**Aim:** The records below must be written out exactly, with every picture left behind.

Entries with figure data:
+--

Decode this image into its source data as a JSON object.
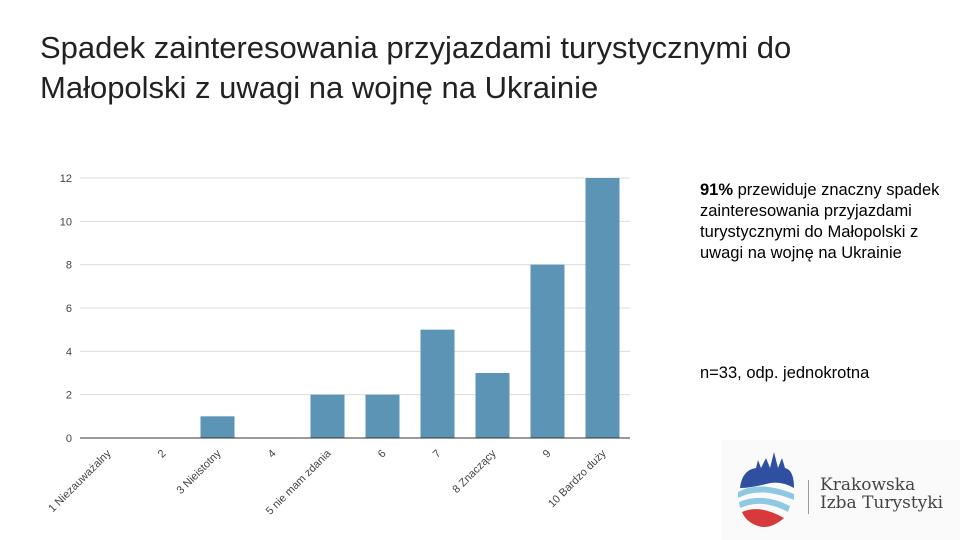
{
  "title": "Spadek zainteresowania przyjazdami turystycznymi do Małopolski z uwagi na wojnę na Ukrainie",
  "note": {
    "bold": "91%",
    "text": " przewiduje znaczny spadek zainteresowania przyjazdami turystycznymi do Małopolski z uwagi na wojnę na Ukrainie"
  },
  "sample": "n=33, odp. jednokrotna",
  "logo": {
    "line1": "Krakowska",
    "line2": "Izba Turystyki"
  },
  "chart_data": {
    "type": "bar",
    "title": "",
    "xlabel": "",
    "ylabel": "",
    "categories": [
      "1 Niezauważalny",
      "2",
      "3 Nieistotny",
      "4",
      "5 nie mam zdania",
      "6",
      "7",
      "8 Znaczący",
      "9",
      "10 Bardzo duży"
    ],
    "values": [
      0,
      0,
      1,
      0,
      2,
      2,
      5,
      3,
      8,
      12
    ],
    "ylim": [
      0,
      12
    ],
    "yticks": [
      0,
      2,
      4,
      6,
      8,
      10,
      12
    ],
    "grid": true,
    "color": "#5b94b4"
  }
}
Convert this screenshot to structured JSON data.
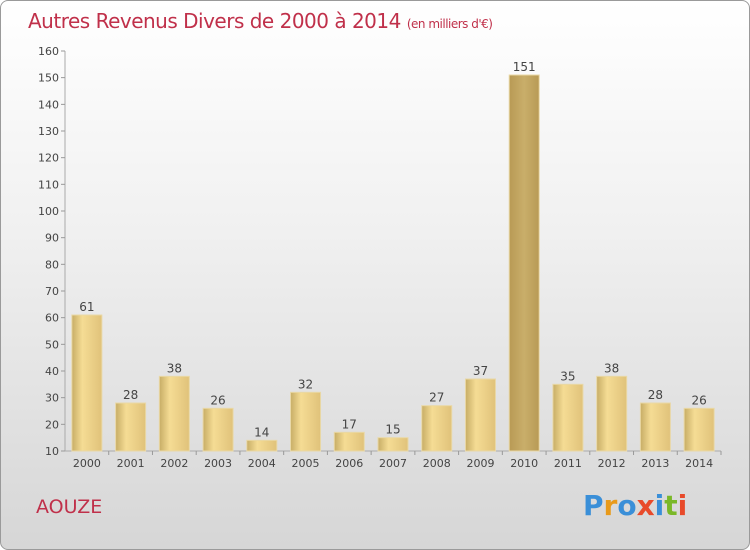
{
  "title": "Autres Revenus Divers de 2000 à 2014",
  "subtitle": "(en milliers d'€)",
  "commune": "AOUZE",
  "logo": {
    "letters": [
      "P",
      "r",
      "o",
      "x",
      "i",
      "t",
      "i"
    ],
    "colors": [
      "#3a8fd8",
      "#e89a1a",
      "#3a8fd8",
      "#e84a2a",
      "#3a8fd8",
      "#7ab828",
      "#e84a2a"
    ]
  },
  "colors": {
    "title": "#c0304a",
    "bar_light": "#f5dc94",
    "bar_dark": "#c7ad66",
    "axis": "#999999"
  },
  "chart_data": {
    "type": "bar",
    "categories": [
      "2000",
      "2001",
      "2002",
      "2003",
      "2004",
      "2005",
      "2006",
      "2007",
      "2008",
      "2009",
      "2010",
      "2011",
      "2012",
      "2013",
      "2014"
    ],
    "values": [
      61,
      28,
      38,
      26,
      14,
      32,
      17,
      15,
      27,
      37,
      151,
      35,
      38,
      28,
      26
    ],
    "ylim": [
      10,
      160
    ],
    "yticks": [
      10,
      20,
      30,
      40,
      50,
      60,
      70,
      80,
      90,
      100,
      110,
      120,
      130,
      140,
      150,
      160
    ],
    "grid": false,
    "data_labels": true
  }
}
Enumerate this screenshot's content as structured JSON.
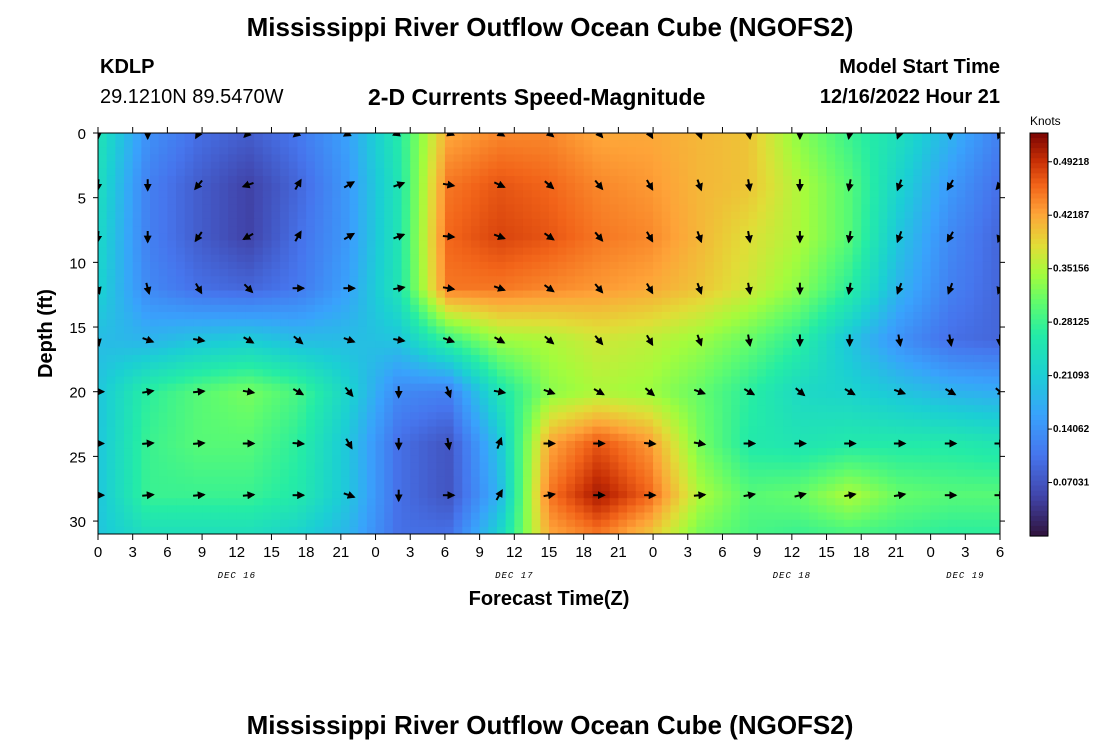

+--

**Response below:**
Decode this image into its source data as a JSON object.
{
  "title": "Spadek zainteresowania przyjazdami turystycznymi do Małopolski z uwagi na wojnę na Ukrainie",
  "note": {
    "bold": "91%",
    "text": " przewiduje znaczny spadek zainteresowania przyjazdami turystycznymi do Małopolski z uwagi na wojnę na Ukrainie"
  },
  "sample": "n=33, odp. jednokrotna",
  "logo": {
    "line1": "Krakowska",
    "line2": "Izba Turystyki"
  },
  "chart_data": {
    "type": "bar",
    "title": "",
    "xlabel": "",
    "ylabel": "",
    "categories": [
      "1 Niezauważalny",
      "2",
      "3 Nieistotny",
      "4",
      "5 nie mam zdania",
      "6",
      "7",
      "8 Znaczący",
      "9",
      "10 Bardzo duży"
    ],
    "values": [
      0,
      0,
      1,
      0,
      2,
      2,
      5,
      3,
      8,
      12
    ],
    "ylim": [
      0,
      12
    ],
    "yticks": [
      0,
      2,
      4,
      6,
      8,
      10,
      12
    ],
    "grid": true,
    "color": "#5b94b4"
  }
}
Convert this screenshot to structured JSON data.
{
  "title": "Autres Revenus Divers de 2000 à 2014",
  "subtitle": "(en milliers d'€)",
  "commune": "AOUZE",
  "logo": {
    "letters": [
      "P",
      "r",
      "o",
      "x",
      "i",
      "t",
      "i"
    ],
    "colors": [
      "#3a8fd8",
      "#e89a1a",
      "#3a8fd8",
      "#e84a2a",
      "#3a8fd8",
      "#7ab828",
      "#e84a2a"
    ]
  },
  "colors": {
    "title": "#c0304a",
    "bar_light": "#f5dc94",
    "bar_dark": "#c7ad66",
    "axis": "#999999"
  },
  "chart_data": {
    "type": "bar",
    "categories": [
      "2000",
      "2001",
      "2002",
      "2003",
      "2004",
      "2005",
      "2006",
      "2007",
      "2008",
      "2009",
      "2010",
      "2011",
      "2012",
      "2013",
      "2014"
    ],
    "values": [
      61,
      28,
      38,
      26,
      14,
      32,
      17,
      15,
      27,
      37,
      151,
      35,
      38,
      28,
      26
    ],
    "ylim": [
      10,
      160
    ],
    "yticks": [
      10,
      20,
      30,
      40,
      50,
      60,
      70,
      80,
      90,
      100,
      110,
      120,
      130,
      140,
      150,
      160
    ],
    "grid": false,
    "data_labels": true
  }
}
Enumerate this screenshot's content as structured JSON.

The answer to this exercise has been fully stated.